Stated problem 1
From the article on babies and persistence, reproduce word for word the part that opens with the words containing "Babies try harder" and closes with "achieving a goal.".

# Start of Extract

Babies try harder after seeing adults struggle to achieve a goal, study finds

CAMBRIDGE, Mass. — At only 15 months, babies are able to learn the value of hard work.

Studying how young children learn when to quit trying and when to persist, cognitive scientists at the Massachusetts Institute of Technology find that persistence or “grit” is a characteristic parents can pass on to toddlers.

The researchers say the findings are especially important in light of recent studies finding persistence is often a more accurate predictor of success than IQ.

Toddler playing with toy at a park
A new study finds that babies try noticeably harder to complete a task after watching an adult struggle, but eventually succeed, in achieving a goal.

“There’s some pressure on parents to make everything look easy and not get frustrated in front of their children,” says MIT cognitive science professor Laura Schulz in a press release. “There’s nothing you can learn from a laboratory study that directly applies to parenting, but this does at least suggest that it may not be a bad thing to show your children that you are working hard to achieve your goals.”

# End of Extract

Stated problem 2
Quote exactly the lines in the records from the one containing "Patent image size: (510, 412)." through the one containing "The location 350C is at (277, 292).", including both of them and nothing else.

# Start of Entries

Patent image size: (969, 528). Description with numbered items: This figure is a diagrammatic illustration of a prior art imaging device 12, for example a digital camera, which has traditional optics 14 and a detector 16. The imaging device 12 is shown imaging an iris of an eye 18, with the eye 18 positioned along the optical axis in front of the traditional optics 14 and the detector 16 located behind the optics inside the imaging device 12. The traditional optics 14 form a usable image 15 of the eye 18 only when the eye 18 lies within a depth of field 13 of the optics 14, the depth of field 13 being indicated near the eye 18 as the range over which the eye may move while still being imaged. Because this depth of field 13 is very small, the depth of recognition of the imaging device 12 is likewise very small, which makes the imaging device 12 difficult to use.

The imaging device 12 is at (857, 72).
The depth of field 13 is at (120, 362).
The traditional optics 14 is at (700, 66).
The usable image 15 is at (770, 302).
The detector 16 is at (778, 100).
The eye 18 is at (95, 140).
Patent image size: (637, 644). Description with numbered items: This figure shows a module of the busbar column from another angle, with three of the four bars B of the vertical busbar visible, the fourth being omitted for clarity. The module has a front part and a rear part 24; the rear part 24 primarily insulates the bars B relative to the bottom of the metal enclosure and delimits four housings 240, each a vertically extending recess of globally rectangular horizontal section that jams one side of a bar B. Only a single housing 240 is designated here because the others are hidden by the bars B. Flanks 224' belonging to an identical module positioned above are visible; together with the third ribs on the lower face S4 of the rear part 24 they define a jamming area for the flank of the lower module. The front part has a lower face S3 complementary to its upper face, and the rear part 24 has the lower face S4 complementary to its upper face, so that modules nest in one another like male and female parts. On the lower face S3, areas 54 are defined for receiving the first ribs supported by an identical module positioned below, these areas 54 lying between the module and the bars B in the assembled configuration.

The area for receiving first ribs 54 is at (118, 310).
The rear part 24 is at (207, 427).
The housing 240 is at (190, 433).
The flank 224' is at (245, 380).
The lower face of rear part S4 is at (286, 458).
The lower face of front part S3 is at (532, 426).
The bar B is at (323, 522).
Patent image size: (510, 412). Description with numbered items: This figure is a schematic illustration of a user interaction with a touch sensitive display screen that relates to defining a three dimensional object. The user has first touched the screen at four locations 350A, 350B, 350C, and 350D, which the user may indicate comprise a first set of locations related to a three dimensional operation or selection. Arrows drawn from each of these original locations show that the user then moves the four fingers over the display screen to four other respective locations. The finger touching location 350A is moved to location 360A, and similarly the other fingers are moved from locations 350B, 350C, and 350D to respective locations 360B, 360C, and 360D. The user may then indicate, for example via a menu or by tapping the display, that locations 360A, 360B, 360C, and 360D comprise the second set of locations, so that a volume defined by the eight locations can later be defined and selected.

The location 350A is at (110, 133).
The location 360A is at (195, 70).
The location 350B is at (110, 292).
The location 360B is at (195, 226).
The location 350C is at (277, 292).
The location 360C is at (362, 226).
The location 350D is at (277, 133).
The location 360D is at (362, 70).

# End of Entries
# Start of Entries

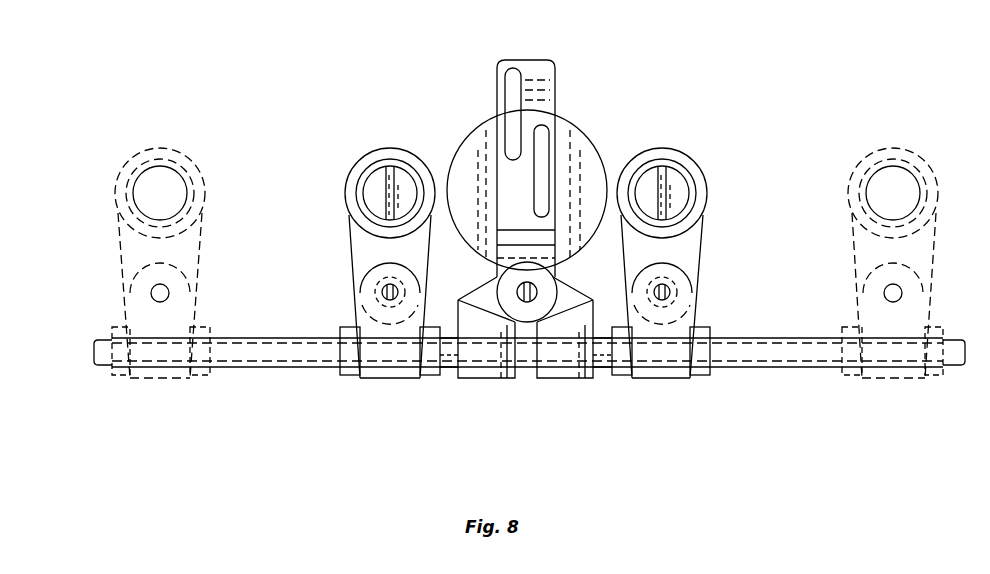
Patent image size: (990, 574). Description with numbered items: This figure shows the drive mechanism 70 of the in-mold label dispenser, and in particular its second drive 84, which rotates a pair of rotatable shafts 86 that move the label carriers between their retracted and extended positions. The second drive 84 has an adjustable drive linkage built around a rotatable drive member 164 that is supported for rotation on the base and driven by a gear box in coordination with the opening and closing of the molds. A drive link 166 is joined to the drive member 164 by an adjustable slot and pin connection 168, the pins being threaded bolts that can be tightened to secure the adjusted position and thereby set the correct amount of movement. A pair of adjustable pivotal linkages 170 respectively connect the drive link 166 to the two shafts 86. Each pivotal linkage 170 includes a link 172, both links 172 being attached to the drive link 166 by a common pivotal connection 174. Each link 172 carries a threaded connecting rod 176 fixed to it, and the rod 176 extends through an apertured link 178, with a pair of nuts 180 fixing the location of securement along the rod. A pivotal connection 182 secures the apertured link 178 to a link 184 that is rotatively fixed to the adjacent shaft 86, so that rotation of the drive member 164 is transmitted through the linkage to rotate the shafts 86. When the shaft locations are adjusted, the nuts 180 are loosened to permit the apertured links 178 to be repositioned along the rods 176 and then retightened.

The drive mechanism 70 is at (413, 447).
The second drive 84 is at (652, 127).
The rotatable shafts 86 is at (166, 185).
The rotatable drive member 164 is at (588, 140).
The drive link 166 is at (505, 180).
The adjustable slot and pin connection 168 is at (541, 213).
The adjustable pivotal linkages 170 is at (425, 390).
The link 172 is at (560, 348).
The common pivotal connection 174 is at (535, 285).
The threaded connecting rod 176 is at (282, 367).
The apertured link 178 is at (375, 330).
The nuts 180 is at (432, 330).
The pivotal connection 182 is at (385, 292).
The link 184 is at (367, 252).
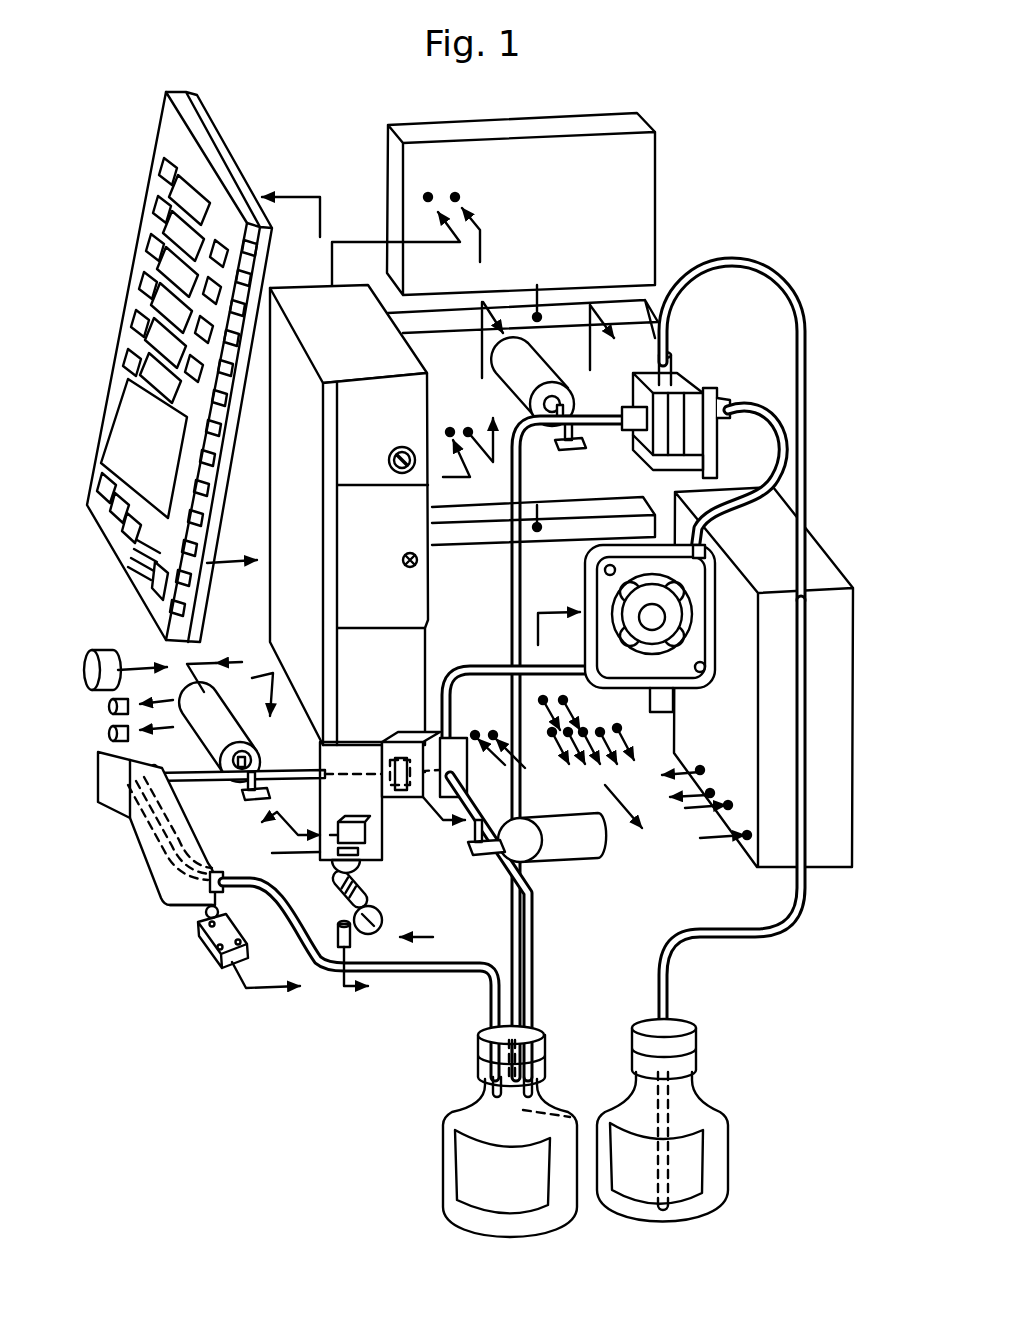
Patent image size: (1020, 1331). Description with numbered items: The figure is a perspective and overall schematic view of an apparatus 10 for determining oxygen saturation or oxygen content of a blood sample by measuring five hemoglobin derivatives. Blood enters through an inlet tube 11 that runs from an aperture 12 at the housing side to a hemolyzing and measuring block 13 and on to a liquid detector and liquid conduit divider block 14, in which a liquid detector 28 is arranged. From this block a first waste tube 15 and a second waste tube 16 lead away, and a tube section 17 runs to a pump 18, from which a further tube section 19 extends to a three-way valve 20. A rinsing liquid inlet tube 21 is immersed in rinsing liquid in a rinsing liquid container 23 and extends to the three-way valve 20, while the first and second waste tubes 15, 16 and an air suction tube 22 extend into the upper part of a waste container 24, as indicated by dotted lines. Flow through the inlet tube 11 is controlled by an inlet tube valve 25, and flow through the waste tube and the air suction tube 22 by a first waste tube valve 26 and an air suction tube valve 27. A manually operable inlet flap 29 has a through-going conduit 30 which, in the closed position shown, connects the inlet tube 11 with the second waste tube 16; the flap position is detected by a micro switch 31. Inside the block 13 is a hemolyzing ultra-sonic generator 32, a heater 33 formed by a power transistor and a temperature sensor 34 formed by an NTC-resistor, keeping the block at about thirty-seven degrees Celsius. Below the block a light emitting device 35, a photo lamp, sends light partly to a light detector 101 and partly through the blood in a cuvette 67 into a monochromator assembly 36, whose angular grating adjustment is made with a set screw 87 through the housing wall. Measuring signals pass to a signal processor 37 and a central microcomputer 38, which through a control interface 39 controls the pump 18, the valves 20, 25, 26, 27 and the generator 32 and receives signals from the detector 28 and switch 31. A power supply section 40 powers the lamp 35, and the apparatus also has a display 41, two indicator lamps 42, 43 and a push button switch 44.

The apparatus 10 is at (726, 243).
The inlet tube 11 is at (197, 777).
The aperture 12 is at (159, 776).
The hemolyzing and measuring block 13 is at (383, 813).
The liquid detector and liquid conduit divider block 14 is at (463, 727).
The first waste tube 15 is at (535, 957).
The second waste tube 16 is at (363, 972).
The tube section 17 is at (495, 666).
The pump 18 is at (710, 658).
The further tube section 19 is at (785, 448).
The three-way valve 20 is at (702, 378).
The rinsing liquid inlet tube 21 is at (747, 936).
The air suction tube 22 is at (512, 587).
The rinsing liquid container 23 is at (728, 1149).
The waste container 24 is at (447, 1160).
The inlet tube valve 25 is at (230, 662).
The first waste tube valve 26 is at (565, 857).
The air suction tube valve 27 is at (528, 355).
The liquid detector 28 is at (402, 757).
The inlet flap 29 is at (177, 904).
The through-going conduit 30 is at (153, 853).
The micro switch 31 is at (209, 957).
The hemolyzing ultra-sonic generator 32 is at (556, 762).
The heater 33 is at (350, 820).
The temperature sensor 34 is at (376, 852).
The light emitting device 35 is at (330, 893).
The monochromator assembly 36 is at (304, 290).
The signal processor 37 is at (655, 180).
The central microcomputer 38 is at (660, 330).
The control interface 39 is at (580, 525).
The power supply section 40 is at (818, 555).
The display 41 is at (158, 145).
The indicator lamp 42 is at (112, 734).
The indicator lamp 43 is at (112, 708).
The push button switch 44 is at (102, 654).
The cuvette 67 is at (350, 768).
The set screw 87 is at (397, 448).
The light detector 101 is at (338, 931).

# End of Entries

Exercise response 1
Babies try harder after seeing adults struggle to achieve a goal, study finds

CAMBRIDGE, Mass. — At only 15 months, babies are able to learn the value of hard work.

Studying how young children learn when to quit trying and when to persist, cognitive scientists at the Massachusetts Institute of Technology find that persistence or “grit” is a characteristic parents can pass on to toddlers.

The researchers say the findings are especially important in light of recent studies finding persistence is often a more accurate predictor of success than IQ.

Toddler playing with toy at a park
A new study finds that babies try noticeably harder to complete a task after watching an adult struggle, but eventually succeed, in achieving a goal.

Exercise response 2
Patent image size: (510, 412). Description with numbered items: This figure is a schematic illustration of a user interaction with a touch sensitive display screen that relates to defining a three dimensional object. The user has first touched the screen at four locations 350A, 350B, 350C, and 350D, which the user may indicate comprise a first set of locations related to a three dimensional operation or selection. Arrows drawn from each of these original locations show that the user then moves the four fingers over the display screen to four other respective locations. The finger touching location 350A is moved to location 360A, and similarly the other fingers are moved from locations 350B, 350C, and 350D to respective locations 360B, 360C, and 360D. The user may then indicate, for example via a menu or by tapping the display, that locations 360A, 360B, 360C, and 360D comprise the second set of locations, so that a volume defined by the eight locations can later be defined and selected.

The location 350A is at (110, 133).
The location 360A is at (195, 70).
The location 350B is at (110, 292).
The location 360B is at (195, 226).
The location 350C is at (277, 292).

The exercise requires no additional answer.